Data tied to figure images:
# # #

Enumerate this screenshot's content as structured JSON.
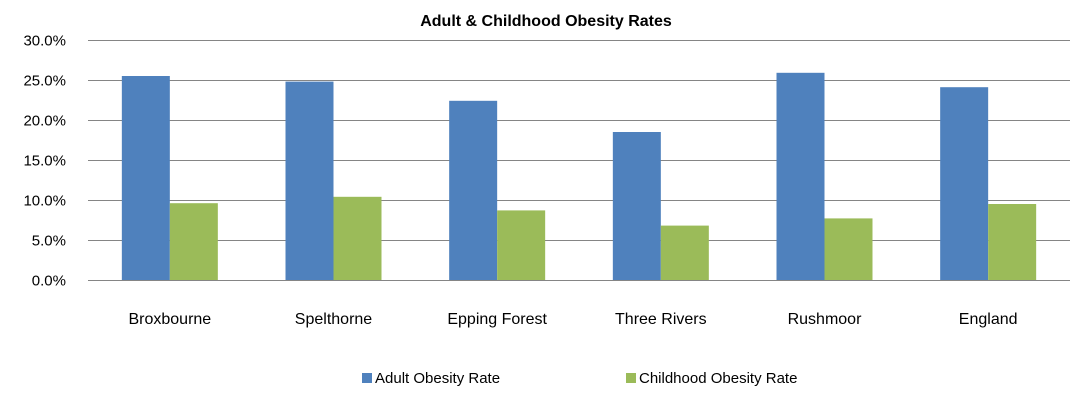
{
  "chart_data": {
    "type": "bar",
    "title": "Adult & Childhood Obesity Rates",
    "xlabel": "",
    "ylabel": "",
    "categories": [
      "Broxbourne",
      "Spelthorne",
      "Epping Forest",
      "Three Rivers",
      "Rushmoor",
      "England"
    ],
    "series": [
      {
        "name": "Adult Obesity Rate",
        "color": "#4F81BD",
        "values": [
          25.5,
          24.8,
          22.4,
          18.5,
          25.9,
          24.1
        ]
      },
      {
        "name": "Childhood Obesity Rate",
        "color": "#9BBB59",
        "values": [
          9.6,
          10.4,
          8.7,
          6.8,
          7.7,
          9.5
        ]
      }
    ],
    "ylim": [
      0,
      30
    ],
    "yticks": [
      0,
      5,
      10,
      15,
      20,
      25,
      30
    ],
    "ytick_labels": [
      "0.0%",
      "5.0%",
      "10.0%",
      "15.0%",
      "20.0%",
      "25.0%",
      "30.0%"
    ],
    "grid": true,
    "legend": "bottom"
  }
}
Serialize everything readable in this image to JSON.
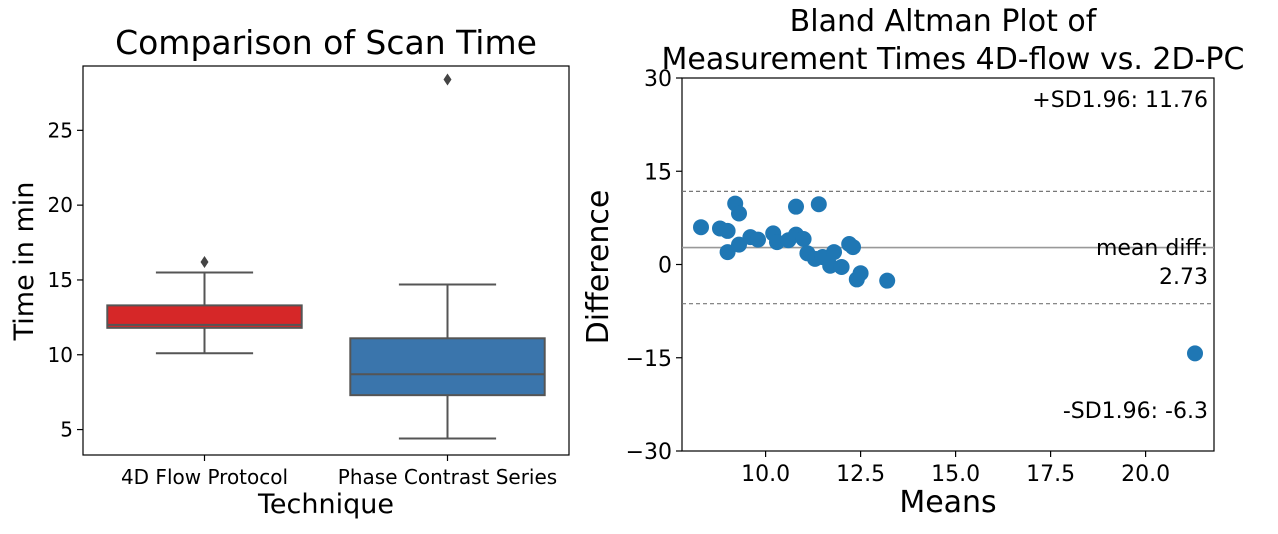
{
  "chart_data": [
    {
      "type": "box",
      "title": "Comparison of Scan Time",
      "xlabel": "Technique",
      "ylabel": "Time in min",
      "ylim": [
        3.3,
        29.3
      ],
      "yticks": [
        5,
        10,
        15,
        20,
        25
      ],
      "categories": [
        "4D Flow Protocol",
        "Phase Contrast Series"
      ],
      "boxes": [
        {
          "category": "4D Flow Protocol",
          "color": "#d62728",
          "whisker_low": 10.1,
          "q1": 11.8,
          "median": 12.0,
          "q3": 13.3,
          "whisker_high": 15.5,
          "outliers": [
            16.2
          ]
        },
        {
          "category": "Phase Contrast Series",
          "color": "#3a75ac",
          "whisker_low": 4.4,
          "q1": 7.3,
          "median": 8.7,
          "q3": 11.1,
          "whisker_high": 14.7,
          "outliers": [
            28.4
          ]
        }
      ]
    },
    {
      "type": "scatter",
      "title": "Bland Altman Plot of Measurement Times 4D-flow vs. 2D-PC",
      "xlabel": "Means",
      "ylabel": "Difference",
      "xlim": [
        7.8,
        21.8
      ],
      "ylim": [
        -30,
        30
      ],
      "xticks": [
        "10.0",
        "12.5",
        "15.0",
        "17.5",
        "20.0"
      ],
      "yticks": [
        "30",
        "15",
        "0",
        "−15",
        "−30"
      ],
      "ytick_values": [
        30,
        15,
        0,
        -15,
        -30
      ],
      "xtick_values": [
        10,
        12.5,
        15,
        17.5,
        20
      ],
      "point_color": "#1f77b4",
      "mean_diff": 2.73,
      "upper_limit": 11.76,
      "lower_limit": -6.3,
      "annotations": {
        "upper": "+SD1.96: 11.76",
        "mean_line1": "mean diff:",
        "mean_line2": "2.73",
        "lower": "-SD1.96: -6.3"
      },
      "points": [
        {
          "x": 8.3,
          "y": 6.0
        },
        {
          "x": 8.8,
          "y": 5.8
        },
        {
          "x": 9.0,
          "y": 5.4
        },
        {
          "x": 9.0,
          "y": 2.0
        },
        {
          "x": 9.2,
          "y": 9.8
        },
        {
          "x": 9.3,
          "y": 3.2
        },
        {
          "x": 9.3,
          "y": 8.2
        },
        {
          "x": 9.6,
          "y": 4.4
        },
        {
          "x": 9.8,
          "y": 4.0
        },
        {
          "x": 10.2,
          "y": 5.0
        },
        {
          "x": 10.3,
          "y": 3.6
        },
        {
          "x": 10.6,
          "y": 3.9
        },
        {
          "x": 10.8,
          "y": 4.8
        },
        {
          "x": 10.8,
          "y": 9.3
        },
        {
          "x": 11.0,
          "y": 4.1
        },
        {
          "x": 11.1,
          "y": 1.8
        },
        {
          "x": 11.3,
          "y": 0.9
        },
        {
          "x": 11.4,
          "y": 9.7
        },
        {
          "x": 11.5,
          "y": 1.2
        },
        {
          "x": 11.7,
          "y": -0.2
        },
        {
          "x": 11.8,
          "y": 2.0
        },
        {
          "x": 12.0,
          "y": -0.4
        },
        {
          "x": 12.2,
          "y": 3.3
        },
        {
          "x": 12.3,
          "y": 2.8
        },
        {
          "x": 12.4,
          "y": -2.4
        },
        {
          "x": 12.5,
          "y": -1.4
        },
        {
          "x": 13.2,
          "y": -2.6
        },
        {
          "x": 21.3,
          "y": -14.3
        }
      ]
    }
  ]
}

# # #

▶ What is needed: Copy every line from the entries that contains the word "JSON".

▶ Response:
Enumerate this screenshot's content as structured JSON.
Serialize everything readable in this image to JSON.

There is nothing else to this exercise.